***** Input material *****

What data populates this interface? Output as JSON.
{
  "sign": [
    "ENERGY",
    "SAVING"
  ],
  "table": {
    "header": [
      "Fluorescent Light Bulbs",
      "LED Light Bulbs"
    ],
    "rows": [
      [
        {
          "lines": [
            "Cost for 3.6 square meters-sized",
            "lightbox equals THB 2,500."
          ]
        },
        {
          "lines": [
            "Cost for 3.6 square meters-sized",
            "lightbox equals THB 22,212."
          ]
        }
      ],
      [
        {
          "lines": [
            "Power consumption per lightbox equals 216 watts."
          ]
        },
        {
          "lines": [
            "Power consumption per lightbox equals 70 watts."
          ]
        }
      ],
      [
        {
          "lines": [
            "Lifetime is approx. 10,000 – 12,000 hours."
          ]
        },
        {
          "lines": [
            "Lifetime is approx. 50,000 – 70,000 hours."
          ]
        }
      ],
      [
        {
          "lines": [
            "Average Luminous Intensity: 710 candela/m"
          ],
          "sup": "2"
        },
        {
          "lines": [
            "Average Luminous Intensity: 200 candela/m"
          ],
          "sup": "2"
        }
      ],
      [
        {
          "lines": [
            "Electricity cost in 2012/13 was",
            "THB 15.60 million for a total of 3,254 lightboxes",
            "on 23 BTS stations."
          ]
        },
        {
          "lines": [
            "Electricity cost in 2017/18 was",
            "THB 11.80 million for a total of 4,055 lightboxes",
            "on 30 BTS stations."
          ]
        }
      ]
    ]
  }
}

*****
***** Input material *****

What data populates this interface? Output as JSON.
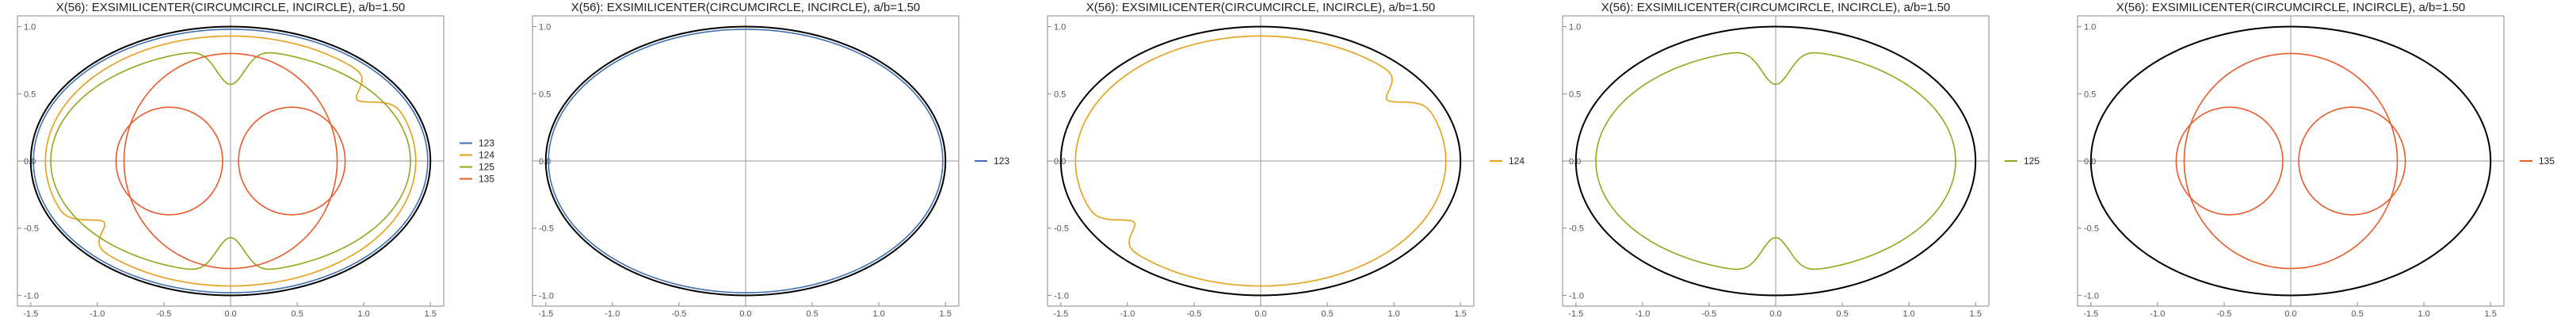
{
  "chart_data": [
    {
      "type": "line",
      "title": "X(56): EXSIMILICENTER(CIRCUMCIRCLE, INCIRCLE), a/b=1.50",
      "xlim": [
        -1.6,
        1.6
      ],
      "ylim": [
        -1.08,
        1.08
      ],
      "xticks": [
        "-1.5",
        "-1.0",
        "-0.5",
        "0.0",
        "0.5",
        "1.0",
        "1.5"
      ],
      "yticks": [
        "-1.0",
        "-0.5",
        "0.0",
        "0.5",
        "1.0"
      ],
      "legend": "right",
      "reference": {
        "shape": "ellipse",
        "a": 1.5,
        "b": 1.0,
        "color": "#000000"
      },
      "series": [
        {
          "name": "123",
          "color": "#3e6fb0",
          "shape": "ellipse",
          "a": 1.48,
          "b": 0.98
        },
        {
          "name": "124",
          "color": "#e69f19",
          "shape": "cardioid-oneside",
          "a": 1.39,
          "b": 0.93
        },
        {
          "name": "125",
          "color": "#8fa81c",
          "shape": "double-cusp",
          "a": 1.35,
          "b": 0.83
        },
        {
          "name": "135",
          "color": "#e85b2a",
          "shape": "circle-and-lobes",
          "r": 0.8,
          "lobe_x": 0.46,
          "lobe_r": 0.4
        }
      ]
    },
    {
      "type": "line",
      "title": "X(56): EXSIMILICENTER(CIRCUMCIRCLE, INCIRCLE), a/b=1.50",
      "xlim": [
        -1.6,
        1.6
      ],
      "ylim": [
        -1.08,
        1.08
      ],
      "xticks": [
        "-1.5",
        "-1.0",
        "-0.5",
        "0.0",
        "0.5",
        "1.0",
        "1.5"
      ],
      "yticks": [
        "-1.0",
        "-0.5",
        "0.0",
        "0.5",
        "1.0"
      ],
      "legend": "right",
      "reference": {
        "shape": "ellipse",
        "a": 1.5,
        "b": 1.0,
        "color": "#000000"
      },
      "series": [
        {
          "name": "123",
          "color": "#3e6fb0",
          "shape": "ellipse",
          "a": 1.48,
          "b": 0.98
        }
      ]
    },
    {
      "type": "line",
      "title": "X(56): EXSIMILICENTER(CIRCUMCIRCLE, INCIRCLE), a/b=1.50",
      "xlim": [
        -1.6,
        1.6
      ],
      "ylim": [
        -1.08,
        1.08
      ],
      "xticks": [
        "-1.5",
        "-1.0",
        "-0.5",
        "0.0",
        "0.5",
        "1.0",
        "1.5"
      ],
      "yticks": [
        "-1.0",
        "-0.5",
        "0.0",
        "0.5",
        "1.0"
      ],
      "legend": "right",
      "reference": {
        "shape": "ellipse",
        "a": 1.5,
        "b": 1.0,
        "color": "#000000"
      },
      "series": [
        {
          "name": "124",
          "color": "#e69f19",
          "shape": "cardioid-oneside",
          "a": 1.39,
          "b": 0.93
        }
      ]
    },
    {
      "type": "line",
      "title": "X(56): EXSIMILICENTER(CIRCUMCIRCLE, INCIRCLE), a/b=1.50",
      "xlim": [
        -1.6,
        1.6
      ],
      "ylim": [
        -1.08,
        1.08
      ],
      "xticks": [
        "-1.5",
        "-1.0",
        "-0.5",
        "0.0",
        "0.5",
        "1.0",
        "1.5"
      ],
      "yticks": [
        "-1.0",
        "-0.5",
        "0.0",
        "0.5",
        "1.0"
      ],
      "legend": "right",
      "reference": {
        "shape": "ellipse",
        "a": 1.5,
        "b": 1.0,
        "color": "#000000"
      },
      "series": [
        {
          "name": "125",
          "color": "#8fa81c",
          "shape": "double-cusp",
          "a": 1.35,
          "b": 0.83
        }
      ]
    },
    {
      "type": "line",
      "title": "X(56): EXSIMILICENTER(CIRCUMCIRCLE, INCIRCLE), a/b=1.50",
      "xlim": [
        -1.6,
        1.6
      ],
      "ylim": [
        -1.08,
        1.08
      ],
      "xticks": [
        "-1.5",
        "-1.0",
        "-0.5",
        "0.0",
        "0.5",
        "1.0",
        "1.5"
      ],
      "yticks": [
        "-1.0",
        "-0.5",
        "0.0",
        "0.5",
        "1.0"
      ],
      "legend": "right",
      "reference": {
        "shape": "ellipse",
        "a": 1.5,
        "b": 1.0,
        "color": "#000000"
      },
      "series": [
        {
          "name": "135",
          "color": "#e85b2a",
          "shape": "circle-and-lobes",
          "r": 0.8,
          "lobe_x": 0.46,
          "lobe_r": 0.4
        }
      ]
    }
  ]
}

*****

Of all the lines in the listing above, how many include "Average"? Write only the number.

2